> _Collected data_
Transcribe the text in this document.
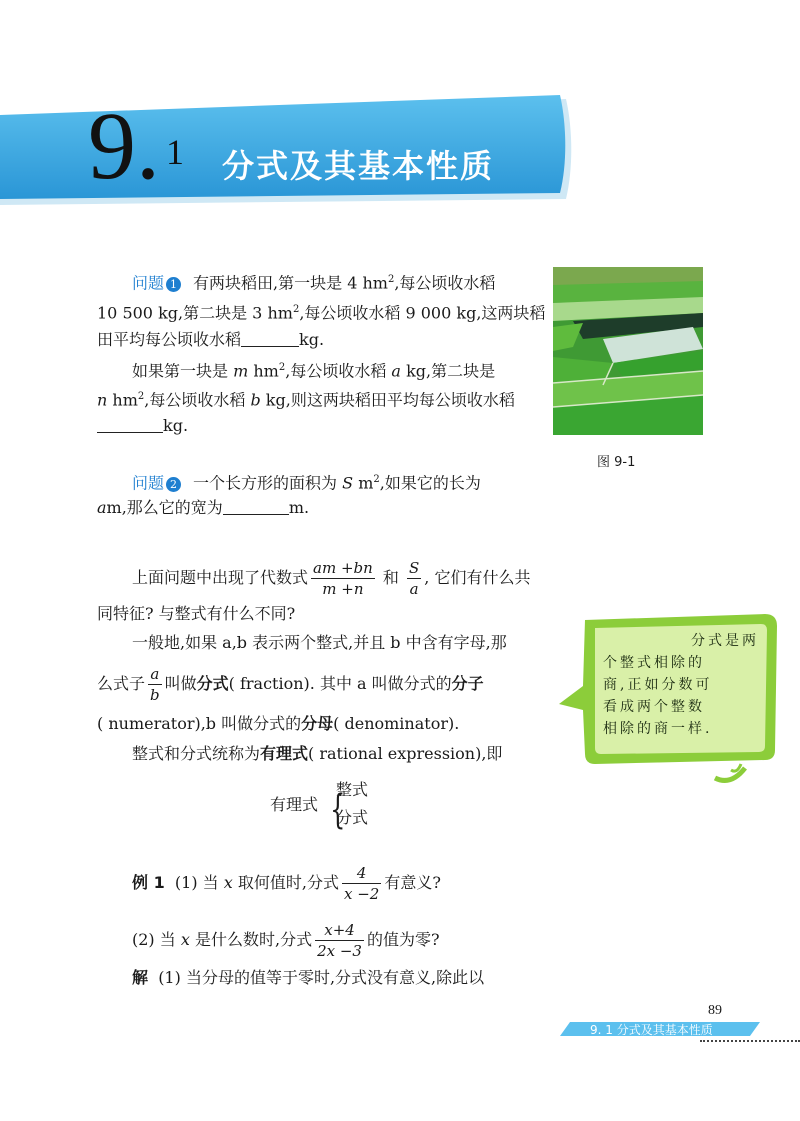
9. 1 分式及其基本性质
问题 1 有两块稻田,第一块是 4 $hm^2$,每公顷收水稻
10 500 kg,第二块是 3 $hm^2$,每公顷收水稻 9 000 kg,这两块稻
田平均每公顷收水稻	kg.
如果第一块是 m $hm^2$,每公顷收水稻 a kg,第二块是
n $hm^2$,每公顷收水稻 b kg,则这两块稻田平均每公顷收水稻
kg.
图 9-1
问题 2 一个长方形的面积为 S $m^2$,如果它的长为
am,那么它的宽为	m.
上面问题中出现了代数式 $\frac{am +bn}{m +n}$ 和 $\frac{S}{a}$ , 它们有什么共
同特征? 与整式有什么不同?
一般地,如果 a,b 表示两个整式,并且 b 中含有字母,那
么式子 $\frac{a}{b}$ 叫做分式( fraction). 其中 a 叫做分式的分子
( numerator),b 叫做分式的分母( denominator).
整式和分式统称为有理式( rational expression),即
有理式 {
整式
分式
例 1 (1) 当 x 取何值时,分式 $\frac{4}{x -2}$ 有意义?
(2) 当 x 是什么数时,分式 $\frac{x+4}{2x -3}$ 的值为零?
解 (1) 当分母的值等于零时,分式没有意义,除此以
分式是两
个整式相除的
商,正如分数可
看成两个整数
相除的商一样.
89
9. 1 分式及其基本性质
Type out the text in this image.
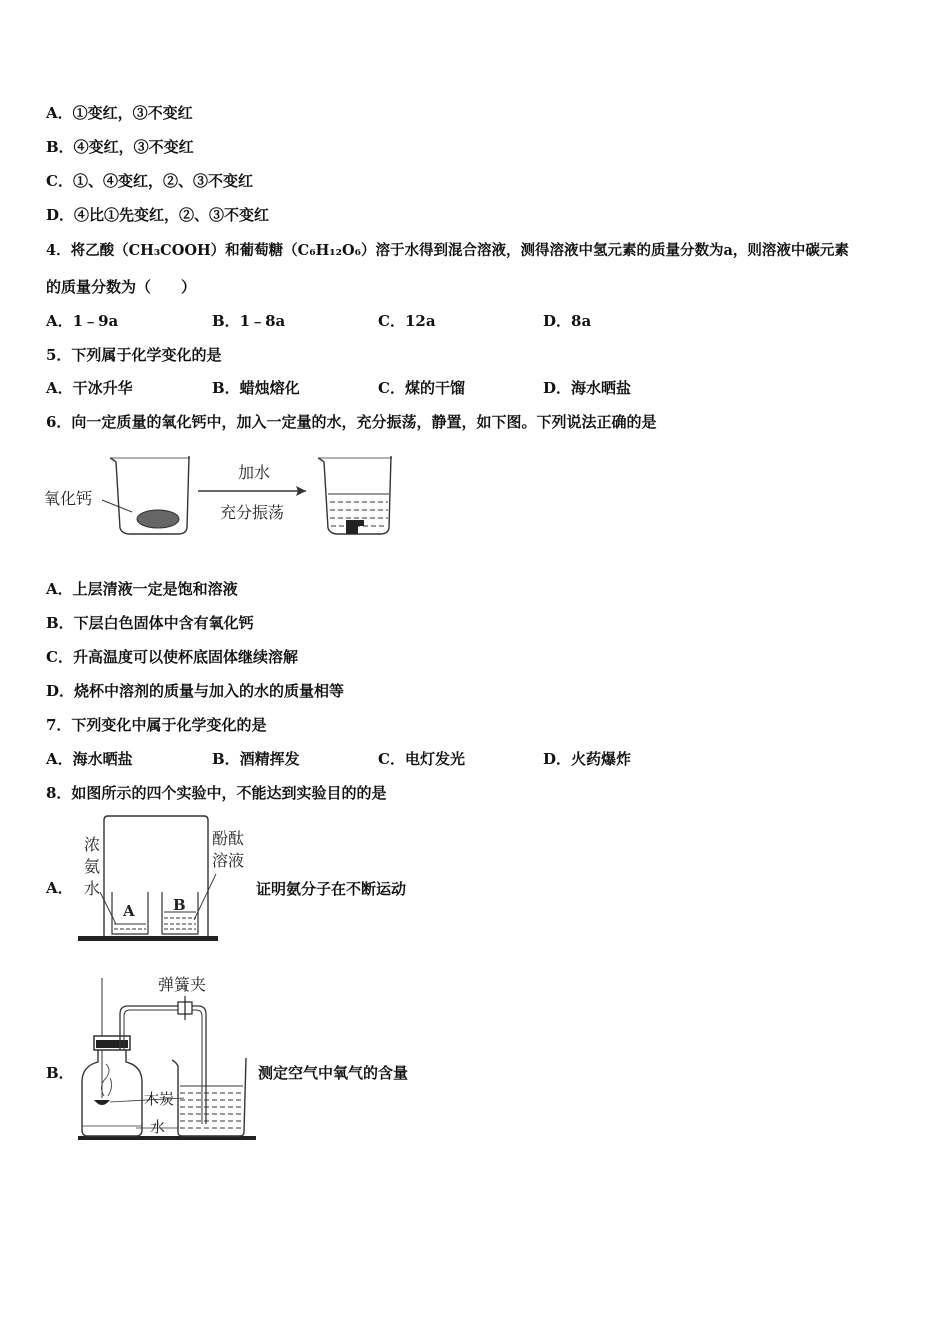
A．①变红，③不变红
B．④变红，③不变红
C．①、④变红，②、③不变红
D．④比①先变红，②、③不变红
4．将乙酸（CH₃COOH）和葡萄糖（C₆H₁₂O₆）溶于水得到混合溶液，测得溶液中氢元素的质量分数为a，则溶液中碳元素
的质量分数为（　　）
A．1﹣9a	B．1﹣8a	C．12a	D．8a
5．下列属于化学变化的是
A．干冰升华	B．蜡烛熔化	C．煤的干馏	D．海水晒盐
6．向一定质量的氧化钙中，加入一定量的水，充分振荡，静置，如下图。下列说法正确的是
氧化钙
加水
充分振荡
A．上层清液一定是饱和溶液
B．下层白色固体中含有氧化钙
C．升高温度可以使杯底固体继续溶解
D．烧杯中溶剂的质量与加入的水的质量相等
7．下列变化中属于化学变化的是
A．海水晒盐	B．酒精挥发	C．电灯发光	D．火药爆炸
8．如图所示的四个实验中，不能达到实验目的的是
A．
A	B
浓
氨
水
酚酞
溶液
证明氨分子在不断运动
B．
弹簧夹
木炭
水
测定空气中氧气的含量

> _Short exercise_
Only the number is needed: state how many lines in the listing contain "③不变红".

> _Problem solution_
4